Give every entry again, unchanged, and leave its images out.

********

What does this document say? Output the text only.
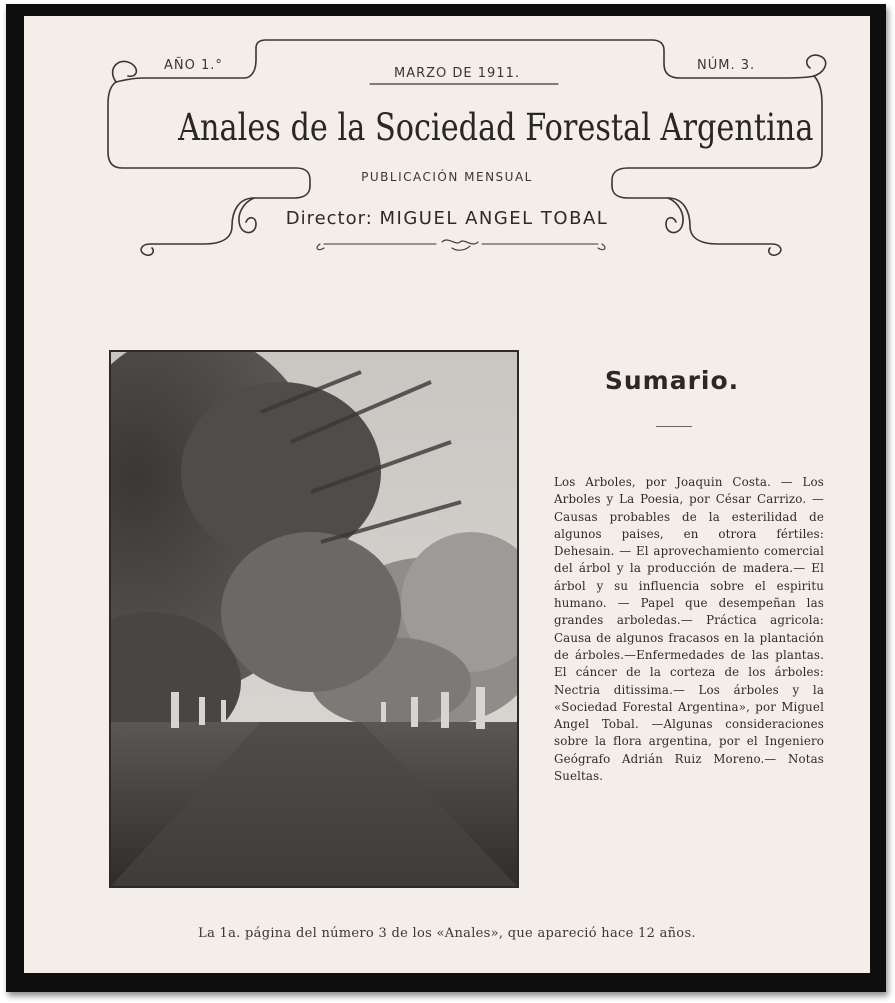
AÑO 1.°
MARZO DE 1911.
NÚM. 3.
Anales de la Sociedad Forestal Argentina
PUBLICACIÓN MENSUAL
Director: MIGUEL ANGEL TOBAL
Sumario.
Los Arboles, por Joaquin Costa. — Los Arboles y La Poesia, por César Carrizo. — Causas probables de la esterilidad de algunos paises, en otrora fértiles: Dehesain. — El aprovechamiento comercial del árbol y la producción de madera.— El árbol y su influencia sobre el espiritu humano. — Papel que desempeñan las grandes arboledas.— Práctica agricola: Causa de algunos fracasos en la plantación de árboles.—Enfermedades de las plantas. El cáncer de la corteza de los árboles: Nectria ditissima.— Los árboles y la «Sociedad Forestal Argentina», por Miguel Angel Tobal. —Algunas consideraciones sobre la flora argentina, por el Ingeniero Geógrafo Adrián Ruiz Moreno.— Notas Sueltas.
La 1a. página del número 3 de los «Anales», que apareció hace 12 años.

********

◆ RESULT ◆
What does this document say? Output the text only.
AÑO 1.°
MARZO DE 1911.
NÚM. 3.
Anales de la Sociedad Forestal Argentina
PUBLICACIÓN MENSUAL
Director: MIGUEL ANGEL TOBAL
Sumario.
Los Arboles, por Joaquin Costa. — Los Arboles y La Poesia, por César Carrizo. — Causas probables de la esterilidad de algunos paises, en otrora fértiles: Dehesain. — El aprovechamiento comercial del árbol y la producción de madera.— El árbol y su influencia sobre el espiritu humano. — Papel que desempeñan las grandes arboledas.— Práctica agricola: Causa de algunos fracasos en la plantación de árboles.—Enfermedades de las plantas. El cáncer de la corteza de los árboles: Nectria ditissima.— Los árboles y la «Sociedad Forestal Argentina», por Miguel Angel Tobal. —Algunas consideraciones sobre la flora argentina, por el Ingeniero Geógrafo Adrián Ruiz Moreno.— Notas Sueltas.
La 1a. página del número 3 de los «Anales», que apareció hace 12 años.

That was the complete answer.